Copy the lines below verbatim, starting with the line containing "bar-2023-series-1 — [392, 241, 554, 576]" and ending with the line containing "x-tick-label: 2022 — [228, 755, 309, 793]", including both of those lines.

(Image region annotations)
+ + + + + + +
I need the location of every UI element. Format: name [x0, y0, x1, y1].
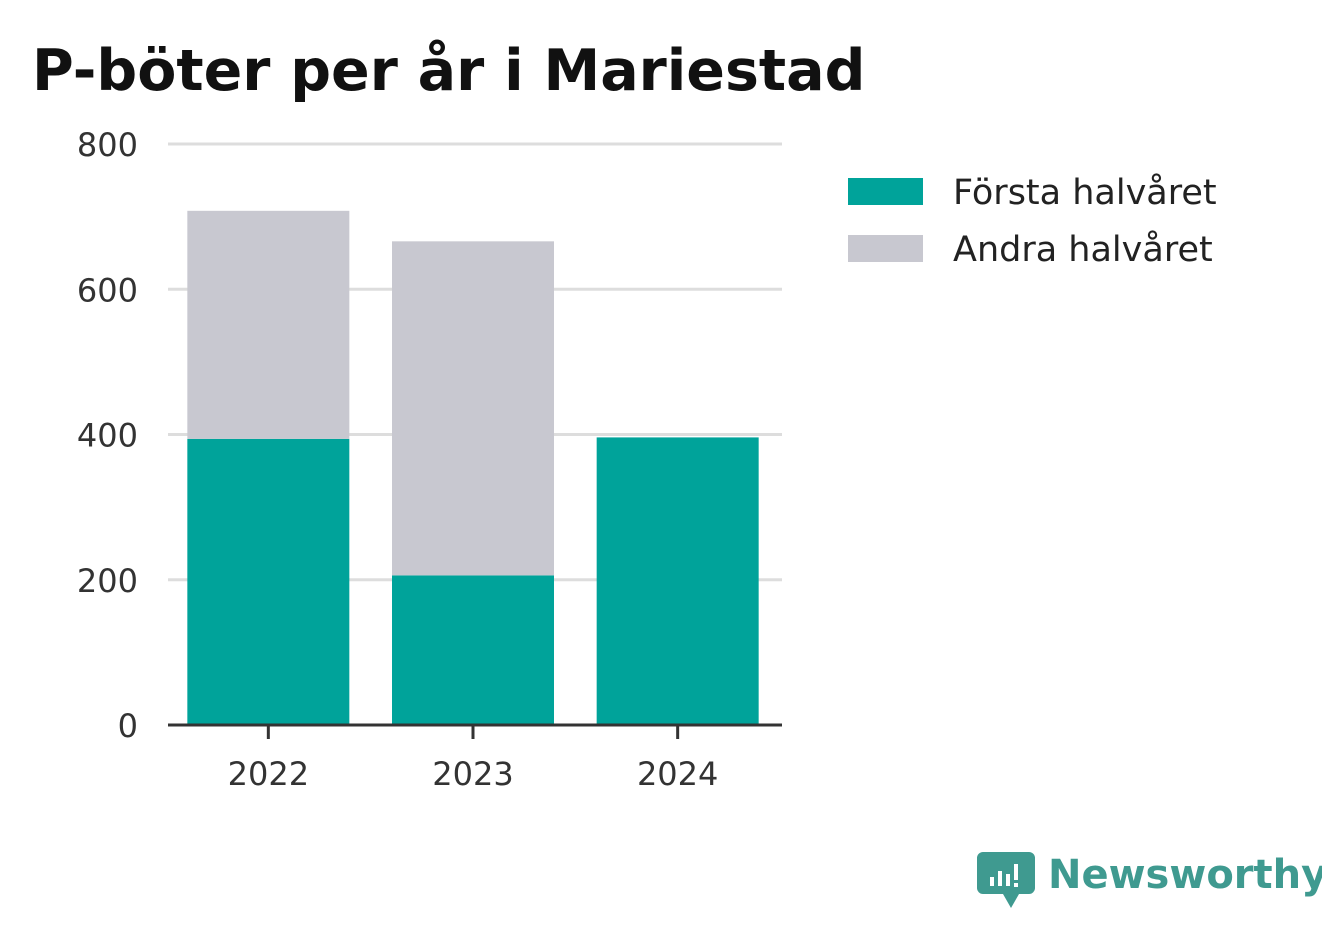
bar-2023-series-1 — [392, 241, 554, 576]
bar-2023-series-0 — [392, 575, 554, 725]
legend: Första halvåret Andra halvåret — [848, 172, 1217, 270]
logo-bar — [990, 877, 994, 886]
newsworthy-logo-icon — [977, 852, 1035, 908]
bar-2022-series-0 — [187, 438, 350, 725]
logo-bar — [1006, 874, 1010, 886]
y-tick-label: 400 — [77, 417, 138, 455]
x-tick-label: 2022 — [228, 755, 309, 793]
brand-logo: Newsworthy — [977, 852, 1322, 908]
logo-bar — [998, 871, 1002, 886]
chart-title: P-böter per år i Mariestad — [32, 38, 866, 104]
brand-name: Newsworthy — [1048, 852, 1322, 898]
bar-2022-series-1 — [187, 210, 350, 439]
legend-swatch — [848, 178, 923, 205]
logo-bar — [1014, 864, 1018, 880]
y-tick-label: 0 — [118, 707, 138, 745]
bar-2024-series-0 — [596, 437, 759, 725]
axes: 0 200 400 600 800 2022 2023 2024 — [77, 126, 782, 793]
legend-swatch — [848, 235, 923, 262]
x-tick-label: 2024 — [637, 755, 718, 793]
y-tick-label: 800 — [77, 126, 138, 164]
y-tick-label: 200 — [77, 562, 138, 600]
legend-label: Andra halvåret — [953, 229, 1213, 270]
x-tick-label: 2023 — [432, 755, 513, 793]
legend-label: Första halvåret — [953, 172, 1217, 213]
bars — [187, 210, 759, 725]
logo-dot — [1014, 883, 1018, 887]
y-tick-label: 600 — [77, 271, 138, 309]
+ + + + + + +
### Full answer
bar-2023-series-1 — [392, 241, 554, 576]
bar-2023-series-0 — [392, 575, 554, 725]
legend: Första halvåret Andra halvåret — [848, 172, 1217, 270]
logo-bar — [990, 877, 994, 886]
newsworthy-logo-icon — [977, 852, 1035, 908]
bar-2022-series-0 — [187, 438, 350, 725]
logo-bar — [1006, 874, 1010, 886]
y-tick-label: 400 — [77, 417, 138, 455]
x-tick-label: 2022 — [228, 755, 309, 793]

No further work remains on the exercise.